Continue the court opinion in Arkansas Fuel Oil Co. v. McDowell, starting after its last sentence.

##### TEXT SEGMENT

Case ID: okla_133/html/0214-01.html
Source: Caselaw Access Project
Author: {"author": "BENNETT, C.", "license": "Public Domain", "url": "https://static.case.law/"}
Date Created: 2024-08-24T03:29:51.129683

ARKANSAS FUEL OIL CO. et al. v. McDOWELL et al.
    No. 18734.
    Opinion Filed Nov. 20, 1928.
    West, Gibson, Sherman, Davidson & Hull, for plaintiffs in error.
    Anglin & Stevenson, Warren & Crutcher, and Forrest M. Darrough, for defendants in error.
   BENNETT, C.

Joe C. McDowell brought suit in district court of Hughes county against W. J. Thurber, Arkansas Fuel Oil Company, and Arkansas Natural Gas Company to foreclose a lien for work and labor done and materials furnished upon a certain oil well and equipment. Numerous other parties intervened asking that their claims and liens be adjudicated and declared against the same property.

Upon the trial of the case the court rendered judgment against said Thurber, as principal defendant, in favor of plaintiff and the several claimants for work and labor done and for materials furnished said Thurber in the drilling of said well.

It appeared in the case that the Arkansas Natural Gas Company and the Arkansas Fuel Oil Company were the owners of certain oil well casing which they had loaned to and which was used by said Thurber in the enterprise, and the judgment of the court declared said casing subject to a lien for the benefit of all the claims adjudicated, and also ordered said casing to be sold to satisfy such lien.

No money judgment was rendered against either the Arkansas Natural Gas Company or Arkansas Fuel Oil Company, but these companies appealed to the Supreme Court from so much of the decree as adjudged t.heir casing subject to the lien of said judgments, and upon such appeal gave bond with the Aetna Casualty & Surety Company as their surety.

Said bond was conditioned that:

“Tf the said obligors shall have forthcoming the property ordered to be sold herein so that the same may be proceeded against, or will pay the value of any property taken by them and not forthcoming to satisfy the judgment of the court, and will abide by and perform the judgment of the appellate court in case the judgment or final order shall be adjudged against them, in whole or in part, and will pay said obligees all costs and damages that may be adjudged against these plaintiffs in error, then said obligation shall be void.”

It later having been made to appear to the court that said companies desired to remove and use their casing, the court, upon application of such parties, on October 11, 1924, caused the said property to be appraised. The appraisal was accordingly made, and the report thereof, duly verified, was filed showing the value of the casing to be $3,007.47. The appraisal was made before the owners aforesaid were permitted to remove the property.

##########
##### INFORMATION SUPPLIED

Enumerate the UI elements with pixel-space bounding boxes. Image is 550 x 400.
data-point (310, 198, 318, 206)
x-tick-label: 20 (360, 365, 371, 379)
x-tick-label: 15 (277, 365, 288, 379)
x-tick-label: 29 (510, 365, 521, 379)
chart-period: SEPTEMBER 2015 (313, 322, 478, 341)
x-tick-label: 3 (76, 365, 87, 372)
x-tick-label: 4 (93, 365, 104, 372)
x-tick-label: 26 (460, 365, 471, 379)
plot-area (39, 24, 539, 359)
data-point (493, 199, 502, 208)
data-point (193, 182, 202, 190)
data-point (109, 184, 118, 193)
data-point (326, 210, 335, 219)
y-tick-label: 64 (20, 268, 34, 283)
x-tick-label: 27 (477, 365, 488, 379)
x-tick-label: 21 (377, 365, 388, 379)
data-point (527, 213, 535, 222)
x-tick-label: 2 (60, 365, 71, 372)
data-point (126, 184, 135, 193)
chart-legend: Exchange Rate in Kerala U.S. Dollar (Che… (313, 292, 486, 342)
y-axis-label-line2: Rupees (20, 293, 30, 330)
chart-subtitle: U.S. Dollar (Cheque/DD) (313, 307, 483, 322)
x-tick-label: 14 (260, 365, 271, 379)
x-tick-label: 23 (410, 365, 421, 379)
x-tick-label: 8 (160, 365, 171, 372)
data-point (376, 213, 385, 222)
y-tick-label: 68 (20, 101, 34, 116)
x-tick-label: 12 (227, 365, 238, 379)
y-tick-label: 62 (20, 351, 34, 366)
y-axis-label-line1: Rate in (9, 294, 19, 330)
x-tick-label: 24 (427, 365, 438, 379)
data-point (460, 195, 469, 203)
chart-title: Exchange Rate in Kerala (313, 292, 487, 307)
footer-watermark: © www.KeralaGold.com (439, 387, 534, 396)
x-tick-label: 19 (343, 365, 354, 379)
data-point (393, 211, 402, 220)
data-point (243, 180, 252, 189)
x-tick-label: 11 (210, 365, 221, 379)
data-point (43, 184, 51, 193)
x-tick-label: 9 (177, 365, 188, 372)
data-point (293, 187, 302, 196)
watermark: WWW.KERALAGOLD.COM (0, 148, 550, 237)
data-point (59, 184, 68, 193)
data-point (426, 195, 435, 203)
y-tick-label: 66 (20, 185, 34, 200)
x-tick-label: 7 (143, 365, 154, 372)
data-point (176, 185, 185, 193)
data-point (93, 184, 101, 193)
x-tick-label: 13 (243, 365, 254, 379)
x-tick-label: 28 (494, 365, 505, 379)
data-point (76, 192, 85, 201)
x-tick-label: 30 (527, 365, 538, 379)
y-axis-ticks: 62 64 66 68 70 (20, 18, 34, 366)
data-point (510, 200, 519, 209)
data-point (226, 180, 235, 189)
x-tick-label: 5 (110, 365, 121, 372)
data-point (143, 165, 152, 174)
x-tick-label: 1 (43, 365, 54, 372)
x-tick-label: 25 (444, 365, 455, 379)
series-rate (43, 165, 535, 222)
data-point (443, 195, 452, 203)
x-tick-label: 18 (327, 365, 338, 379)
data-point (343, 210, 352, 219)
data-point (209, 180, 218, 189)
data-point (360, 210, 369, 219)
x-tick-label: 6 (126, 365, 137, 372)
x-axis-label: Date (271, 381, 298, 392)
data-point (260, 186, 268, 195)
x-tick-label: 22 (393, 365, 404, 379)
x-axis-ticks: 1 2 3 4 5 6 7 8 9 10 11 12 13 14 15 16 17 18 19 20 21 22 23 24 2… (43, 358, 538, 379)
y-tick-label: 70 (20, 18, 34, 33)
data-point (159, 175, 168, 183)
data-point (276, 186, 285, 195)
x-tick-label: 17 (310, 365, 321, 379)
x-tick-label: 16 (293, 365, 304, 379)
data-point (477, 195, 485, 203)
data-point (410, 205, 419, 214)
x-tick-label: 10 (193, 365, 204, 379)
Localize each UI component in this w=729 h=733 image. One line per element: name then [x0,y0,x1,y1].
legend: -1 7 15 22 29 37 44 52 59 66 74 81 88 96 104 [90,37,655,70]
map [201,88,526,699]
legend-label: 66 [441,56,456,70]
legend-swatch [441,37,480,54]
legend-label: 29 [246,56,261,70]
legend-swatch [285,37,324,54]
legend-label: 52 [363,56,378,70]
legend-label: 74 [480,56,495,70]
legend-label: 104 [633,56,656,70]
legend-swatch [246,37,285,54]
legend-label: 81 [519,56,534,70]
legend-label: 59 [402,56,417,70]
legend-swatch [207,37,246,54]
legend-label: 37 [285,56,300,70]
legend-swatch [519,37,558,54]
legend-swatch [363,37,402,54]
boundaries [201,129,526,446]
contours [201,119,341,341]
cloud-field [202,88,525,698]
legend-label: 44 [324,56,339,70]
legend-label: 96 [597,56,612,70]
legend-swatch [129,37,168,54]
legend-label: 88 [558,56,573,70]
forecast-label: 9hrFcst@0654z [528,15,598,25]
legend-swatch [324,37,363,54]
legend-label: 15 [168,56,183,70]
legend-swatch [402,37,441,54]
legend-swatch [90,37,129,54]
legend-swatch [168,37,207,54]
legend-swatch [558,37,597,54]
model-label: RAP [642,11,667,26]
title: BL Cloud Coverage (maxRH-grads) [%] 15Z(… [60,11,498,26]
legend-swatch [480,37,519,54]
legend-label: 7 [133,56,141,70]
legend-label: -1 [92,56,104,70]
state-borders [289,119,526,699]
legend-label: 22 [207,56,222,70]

##########

**RESULT FOR THIS EXERCISE**
The parties hereto are numerous, and for the purpose of clarity, and for the reason hereinafter appearing, the Arkansas Natural Gas Company and the Arkansas Fuel Oil Company will be designated as plaintiffs, and the other parties will be designated herein as defendants.

The case on appeal to this court was affirmed July 20, 1926, and, after the coming down of the mandate, the defendants, on January 29, 1927, filed a pétition to set aside the order of the court of October 11, 1924, directing appraisement of the property on the ground that such appraisement was made without notice to them, and that the property was appraised at much less than its real value. Two of the defendants, Joe C. McDowell and L. C. Mitchell, also filed a separate and independent suit against the plaintiffs and their bondsmen on the bond aforesaid. On February 21, 1927, plaintiffs paid in to the court clerk of Hughes county, for the purpose of satisfying their obligations under said bond, the full appraised value of said casing with interest thereon to date of payment, and made application to be discharged from said bond.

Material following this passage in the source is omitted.